##### Data section #####

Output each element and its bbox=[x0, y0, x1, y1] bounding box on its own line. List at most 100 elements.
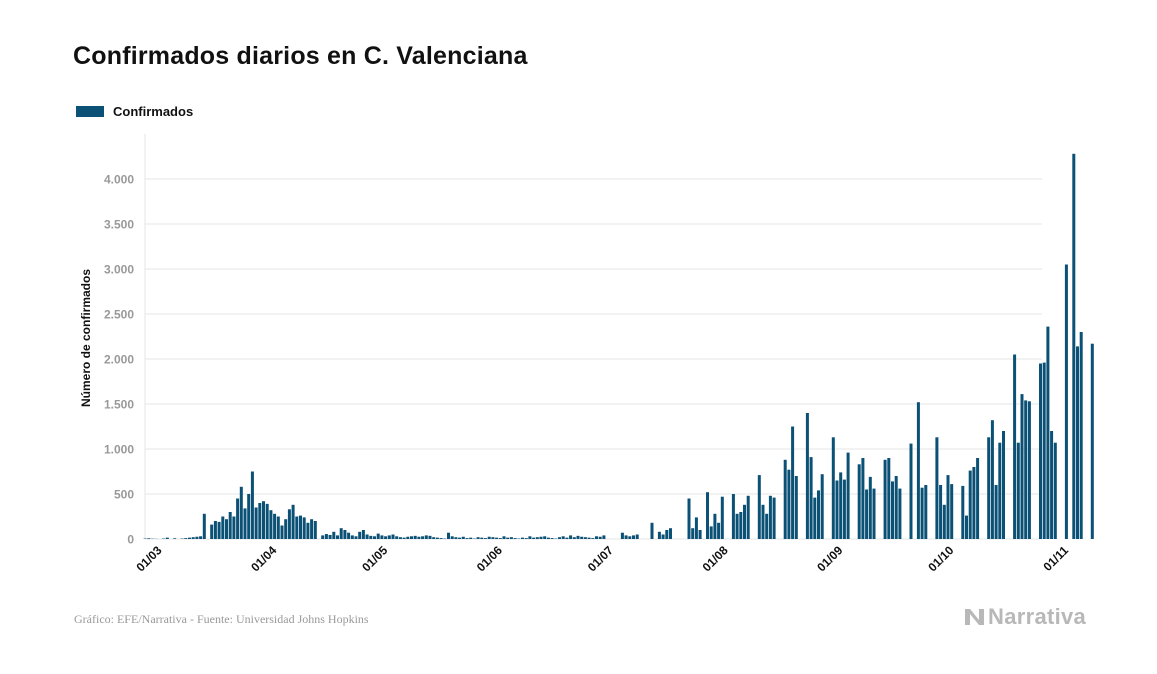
bar bbox=[232, 516, 236, 539]
bar bbox=[891, 481, 894, 539]
bar bbox=[865, 489, 869, 539]
bar bbox=[302, 517, 306, 539]
bar bbox=[987, 437, 991, 539]
bar bbox=[236, 498, 240, 539]
bar bbox=[572, 537, 576, 539]
bar bbox=[1064, 264, 1068, 539]
brand-name: Narrativa bbox=[988, 604, 1087, 629]
bar bbox=[924, 485, 928, 539]
bar bbox=[1039, 363, 1042, 539]
bar bbox=[1024, 400, 1028, 539]
bar bbox=[976, 458, 980, 539]
bar bbox=[528, 536, 532, 539]
bar bbox=[410, 536, 413, 539]
chart-title: Confirmados diarios en C. Valenciana bbox=[73, 42, 528, 70]
bar bbox=[735, 513, 739, 539]
bar bbox=[324, 534, 328, 539]
bar bbox=[487, 536, 491, 539]
source-note: Gráfico: EFE/Narrativa - Fuente: Univers… bbox=[74, 612, 369, 626]
bar bbox=[269, 510, 273, 539]
bar bbox=[295, 516, 299, 539]
bar bbox=[632, 535, 635, 539]
bar bbox=[532, 537, 536, 539]
y-tick-label: 4.000 bbox=[104, 173, 134, 187]
y-tick-label: 2.500 bbox=[104, 308, 134, 322]
bar bbox=[221, 516, 225, 539]
bar bbox=[709, 526, 713, 539]
bar bbox=[820, 474, 824, 539]
x-tick-label: 01/06 bbox=[474, 543, 505, 574]
bar bbox=[476, 537, 480, 539]
bar bbox=[243, 508, 247, 539]
bar bbox=[539, 536, 543, 539]
bar bbox=[273, 513, 277, 539]
bar bbox=[402, 537, 406, 539]
bar bbox=[772, 497, 776, 539]
bar bbox=[365, 534, 369, 539]
bar bbox=[761, 504, 765, 539]
bar bbox=[428, 535, 432, 539]
bar bbox=[768, 495, 772, 539]
bar bbox=[946, 475, 950, 539]
x-tick-labels: 01/03 01/04 01/05 01/06 01/07 01/08 01/09 01/10… bbox=[133, 543, 1071, 574]
bar bbox=[661, 534, 665, 539]
bar bbox=[339, 528, 343, 539]
x-tick-label: 01/11 bbox=[1040, 543, 1071, 574]
bar bbox=[391, 534, 395, 539]
bar bbox=[276, 516, 280, 539]
bar bbox=[398, 537, 402, 539]
bar bbox=[691, 528, 695, 539]
bar bbox=[369, 535, 373, 539]
bar bbox=[569, 535, 573, 539]
bar bbox=[332, 531, 336, 539]
bar bbox=[387, 535, 391, 539]
bar bbox=[321, 535, 325, 539]
bar bbox=[561, 536, 565, 539]
bar bbox=[550, 538, 554, 539]
bar bbox=[998, 442, 1002, 539]
bar bbox=[950, 484, 954, 539]
bar bbox=[239, 486, 243, 539]
y-tick-label: 3.000 bbox=[104, 263, 134, 277]
bar bbox=[576, 535, 580, 539]
bar bbox=[250, 471, 254, 539]
bar bbox=[942, 504, 946, 539]
bar bbox=[354, 536, 358, 539]
legend-label: Confirmados bbox=[113, 104, 194, 119]
bar bbox=[657, 531, 661, 539]
bar bbox=[602, 535, 606, 539]
x-tick-label: 01/03 bbox=[133, 543, 164, 574]
bar bbox=[813, 497, 817, 539]
bar bbox=[262, 501, 265, 539]
bar bbox=[546, 537, 550, 539]
bar bbox=[794, 476, 798, 539]
bar bbox=[287, 509, 291, 539]
bar bbox=[1053, 442, 1057, 539]
bar bbox=[920, 487, 924, 539]
bar bbox=[173, 538, 177, 539]
x-tick-label: 01/10 bbox=[925, 543, 956, 574]
bar bbox=[746, 495, 750, 539]
bar bbox=[217, 521, 221, 539]
y-tick-label: 0 bbox=[127, 533, 134, 547]
legend: Confirmados bbox=[76, 104, 193, 119]
bar bbox=[787, 469, 791, 539]
bar bbox=[968, 470, 972, 539]
bar bbox=[587, 537, 591, 539]
bar bbox=[842, 479, 846, 539]
bar bbox=[783, 459, 787, 539]
bar bbox=[509, 537, 513, 539]
bar bbox=[1016, 442, 1020, 539]
bar bbox=[1076, 346, 1079, 539]
bar bbox=[421, 536, 425, 539]
bar bbox=[495, 537, 499, 539]
x-tick-label: 01/04 bbox=[248, 543, 279, 574]
bar bbox=[861, 458, 865, 539]
bar bbox=[413, 535, 417, 539]
bar bbox=[916, 402, 920, 539]
bar bbox=[717, 522, 721, 539]
y-tick-labels: 0 500 1.000 1.500 2.000 2.500 3.000 3.500 4.000 bbox=[104, 173, 134, 547]
bar bbox=[805, 413, 809, 539]
bar bbox=[350, 535, 354, 539]
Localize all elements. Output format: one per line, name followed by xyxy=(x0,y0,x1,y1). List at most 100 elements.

#####

= What is asked =
Convert these lines into a Markdown table with the columns "Row" and "Line", numbering each row and skipping blank lines. Leave the pictures out of the table.

= Response =
| Row | Line |
|---|---|
| 1 | Output each element and its bbox=[x0, y0, x1, y1] bounding box on its own line. List at most 100 elements. |
| 2 | bar bbox=[232, 516, 236, 539] |
| 3 | bar bbox=[891, 481, 894, 539] |
| 4 | bar bbox=[865, 489, 869, 539] |
| 5 | bar bbox=[302, 517, 306, 539] |
| 6 | bar bbox=[987, 437, 991, 539] |
| 7 | bar bbox=[236, 498, 240, 539] |
| 8 | bar bbox=[572, 537, 576, 539] |
| 9 | bar bbox=[1064, 264, 1068, 539] |
| 10 | brand-name: Narrativa bbox=[988, 604, 1087, 629] |
| 11 | bar bbox=[924, 485, 928, 539] |
| 12 | bar bbox=[1039, 363, 1042, 539] |
| 13 | bar bbox=[1024, 400, 1028, 539] |
| 14 | bar bbox=[976, 458, 980, 539] |
| 15 | bar bbox=[528, 536, 532, 539] |
| 16 | bar bbox=[410, 536, 413, 539] |
| 17 | chart-title: Confirmados diarios en C. Valenciana bbox=[73, 42, 528, 70] |
| 18 | bar bbox=[735, 513, 739, 539] |
| 19 | bar bbox=[324, 534, 328, 539] |
| 20 | bar bbox=[487, 536, 491, 539] |
| 21 | source-note: Gráfico: EFE/Narrativa - Fuente: Univers… bbox=[74, 612, 369, 626] |
| 22 | bar bbox=[269, 510, 273, 539] |
| 23 | bar bbox=[295, 516, 299, 539] |
| 24 | bar bbox=[632, 535, 635, 539] |
| 25 | bar bbox=[532, 537, 536, 539] |
| 26 | y-tick-label: 4.000 bbox=[104, 173, 134, 187] |
| 27 | y-tick-label: 2.500 bbox=[104, 308, 134, 322] |
| 28 | bar bbox=[221, 516, 225, 539] |
| 29 | bar bbox=[709, 526, 713, 539] |
| 30 | bar bbox=[820, 474, 824, 539] |
| 31 | x-tick-label: 01/06 bbox=[474, 543, 505, 574] |
| 32 | bar bbox=[476, 537, 480, 539] |
| 33 | bar bbox=[243, 508, 247, 539] |
| 34 | bar bbox=[539, 536, 543, 539] |
| 35 | bar bbox=[273, 513, 277, 539] |
| 36 | bar bbox=[402, 537, 406, 539] |
| 37 | bar bbox=[772, 497, 776, 539] |
| 38 | bar bbox=[365, 534, 369, 539] |
| 39 | bar bbox=[761, 504, 765, 539] |
| 40 | bar bbox=[428, 535, 432, 539] |
| 41 | bar bbox=[768, 495, 772, 539] |
| 42 | bar bbox=[946, 475, 950, 539] |
| 43 | x-tick-labels: 01/03 01/04 01/05 01/06 01/07 01/08 01/09 01/10… bbox=[133, 543, 1071, 574] |
| 44 | bar bbox=[661, 534, 665, 539] |
| 45 | bar bbox=[339, 528, 343, 539] |
| 46 | x-tick-label: 01/11 bbox=[1040, 543, 1071, 574] |
| 47 | bar bbox=[391, 534, 395, 539] |
| 48 | bar bbox=[276, 516, 280, 539] |
| 49 | bar bbox=[398, 537, 402, 539] |
| 50 | bar bbox=[691, 528, 695, 539] |
| 51 | bar bbox=[369, 535, 373, 539] |
| 52 | bar bbox=[569, 535, 573, 539] |
| 53 | bar bbox=[332, 531, 336, 539] |
| 54 | bar bbox=[387, 535, 391, 539] |
| 55 | bar bbox=[321, 535, 325, 539] |
| 56 | bar bbox=[561, 536, 565, 539] |
| 57 | bar bbox=[550, 538, 554, 539] |
| 58 | bar bbox=[998, 442, 1002, 539] |
| 59 | bar bbox=[950, 484, 954, 539] |
| 60 | bar bbox=[239, 486, 243, 539] |
| 61 | y-tick-label: 3.000 bbox=[104, 263, 134, 277] |
| 62 | bar bbox=[576, 535, 580, 539] |
| 63 | bar bbox=[250, 471, 254, 539] |
| 64 | bar bbox=[942, 504, 946, 539] |
| 65 | bar bbox=[354, 536, 358, 539] |
| 66 | legend-label: Confirmados bbox=[113, 104, 194, 119] |
| 67 | bar bbox=[657, 531, 661, 539] |
| 68 | bar bbox=[602, 535, 606, 539] |
| 69 | x-tick-label: 01/03 bbox=[133, 543, 164, 574] |
| 70 | bar bbox=[813, 497, 817, 539] |
| 71 | bar bbox=[262, 501, 265, 539] |
| 72 | bar bbox=[546, 537, 550, 539] |
| 73 | bar bbox=[794, 476, 798, 539] |
| 74 | bar bbox=[287, 509, 291, 539] |
| 75 | bar bbox=[1053, 442, 1057, 539] |
| 76 | bar bbox=[920, 487, 924, 539] |
| 77 | bar bbox=[173, 538, 177, 539] |
| 78 | x-tick-label: 01/10 bbox=[925, 543, 956, 574] |
| 79 | bar bbox=[746, 495, 750, 539] |
| 80 | bar bbox=[217, 521, 221, 539] |
| 81 | y-tick-label: 0 bbox=[127, 533, 134, 547] |
| 82 | legend: Confirmados bbox=[76, 104, 193, 119] |
| 83 | bar bbox=[787, 469, 791, 539] |
| 84 | bar bbox=[968, 470, 972, 539] |
| 85 | bar bbox=[587, 537, 591, 539] |
| 86 | bar bbox=[842, 479, 846, 539] |
| 87 | bar bbox=[783, 459, 787, 539] |
| 88 | bar bbox=[509, 537, 513, 539] |
| 89 | bar bbox=[1016, 442, 1020, 539] |
| 90 | bar bbox=[1076, 346, 1079, 539] |
| 91 | bar bbox=[421, 536, 425, 539] |
| 92 | bar bbox=[495, 537, 499, 539] |
| 93 | x-tick-label: 01/04 bbox=[248, 543, 279, 574] |
| 94 | bar bbox=[861, 458, 865, 539] |
| 95 | bar bbox=[413, 535, 417, 539] |
| 96 | bar bbox=[916, 402, 920, 539] |
| 97 | bar bbox=[717, 522, 721, 539] |
| 98 | y-tick-labels: 0 500 1.000 1.500 2.000 2.500 3.000 3.500 4.000 bbox=[104, 173, 134, 547] |
| 99 | bar bbox=[805, 413, 809, 539] |
| 100 | bar bbox=[350, 535, 354, 539] |
| 101 | Localize all elements. Output format: one per line, name followed by xyxy=(x0,y0,x1,y1). List at most 100 elements. |